* [Task requirements]
Copy all lines below containing "Stationery".

* [Supplied entries]
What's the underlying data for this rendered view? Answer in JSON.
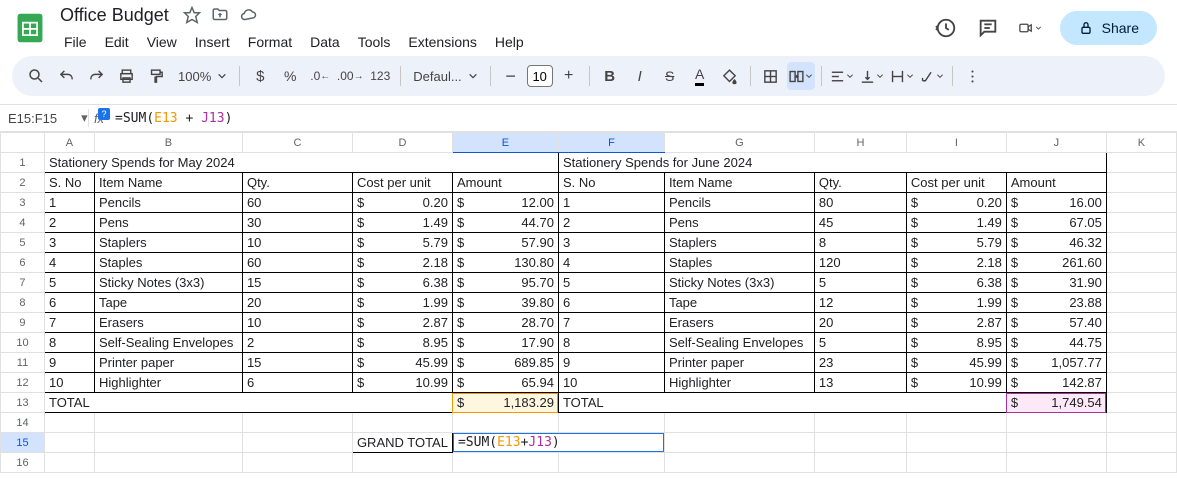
{
  "doc_title": "Office Budget",
  "menu": [
    "File",
    "Edit",
    "View",
    "Insert",
    "Format",
    "Data",
    "Tools",
    "Extensions",
    "Help"
  ],
  "share_label": "Share",
  "zoom": "100%",
  "font_name": "Defaul...",
  "font_size": "10",
  "namebox": "E15:F15",
  "formula": {
    "prefix": "=",
    "fn": "SUM",
    "open": "(",
    "ref1": "E13",
    "op": " + ",
    "ref2": "J13",
    "close": ")"
  },
  "headers": [
    "A",
    "B",
    "C",
    "D",
    "E",
    "F",
    "G",
    "H",
    "I",
    "J",
    "K"
  ],
  "row1": {
    "may_title": "Stationery Spends for May 2024",
    "june_title": "Stationery Spends for June 2024"
  },
  "row2": {
    "sno": "S. No",
    "item": "Item Name",
    "qty": "Qty.",
    "cpu": "Cost per unit",
    "amount": "Amount"
  },
  "may": [
    {
      "n": "1",
      "name": "Pencils",
      "qty": "60",
      "cpu": "0.20",
      "amt": "12.00"
    },
    {
      "n": "2",
      "name": "Pens",
      "qty": "30",
      "cpu": "1.49",
      "amt": "44.70"
    },
    {
      "n": "3",
      "name": "Staplers",
      "qty": "10",
      "cpu": "5.79",
      "amt": "57.90"
    },
    {
      "n": "4",
      "name": "Staples",
      "qty": "60",
      "cpu": "2.18",
      "amt": "130.80"
    },
    {
      "n": "5",
      "name": "Sticky Notes (3x3)",
      "qty": "15",
      "cpu": "6.38",
      "amt": "95.70"
    },
    {
      "n": "6",
      "name": "Tape",
      "qty": "20",
      "cpu": "1.99",
      "amt": "39.80"
    },
    {
      "n": "7",
      "name": "Erasers",
      "qty": "10",
      "cpu": "2.87",
      "amt": "28.70"
    },
    {
      "n": "8",
      "name": "Self-Sealing Envelopes",
      "qty": "2",
      "cpu": "8.95",
      "amt": "17.90"
    },
    {
      "n": "9",
      "name": "Printer paper",
      "qty": "15",
      "cpu": "45.99",
      "amt": "689.85"
    },
    {
      "n": "10",
      "name": "Highlighter",
      "qty": "6",
      "cpu": "10.99",
      "amt": "65.94"
    }
  ],
  "june": [
    {
      "n": "1",
      "name": "Pencils",
      "qty": "80",
      "cpu": "0.20",
      "amt": "16.00"
    },
    {
      "n": "2",
      "name": "Pens",
      "qty": "45",
      "cpu": "1.49",
      "amt": "67.05"
    },
    {
      "n": "3",
      "name": "Staplers",
      "qty": "8",
      "cpu": "5.79",
      "amt": "46.32"
    },
    {
      "n": "4",
      "name": "Staples",
      "qty": "120",
      "cpu": "2.18",
      "amt": "261.60"
    },
    {
      "n": "5",
      "name": "Sticky Notes (3x3)",
      "qty": "5",
      "cpu": "6.38",
      "amt": "31.90"
    },
    {
      "n": "6",
      "name": "Tape",
      "qty": "12",
      "cpu": "1.99",
      "amt": "23.88"
    },
    {
      "n": "7",
      "name": "Erasers",
      "qty": "20",
      "cpu": "2.87",
      "amt": "57.40"
    },
    {
      "n": "8",
      "name": "Self-Sealing Envelopes",
      "qty": "5",
      "cpu": "8.95",
      "amt": "44.75"
    },
    {
      "n": "9",
      "name": "Printer paper",
      "qty": "23",
      "cpu": "45.99",
      "amt": "1,057.77"
    },
    {
      "n": "10",
      "name": "Highlighter",
      "qty": "13",
      "cpu": "10.99",
      "amt": "142.87"
    }
  ],
  "total_label": "TOTAL",
  "may_total": "1,183.29",
  "june_total": "1,749.54",
  "grand_total_label": "GRAND TOTAL",
  "currency": "$"
}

* [Response for this exercise]
    "may_title": "Stationery Spends for May 2024",
    "june_title": "Stationery Spends for June 2024"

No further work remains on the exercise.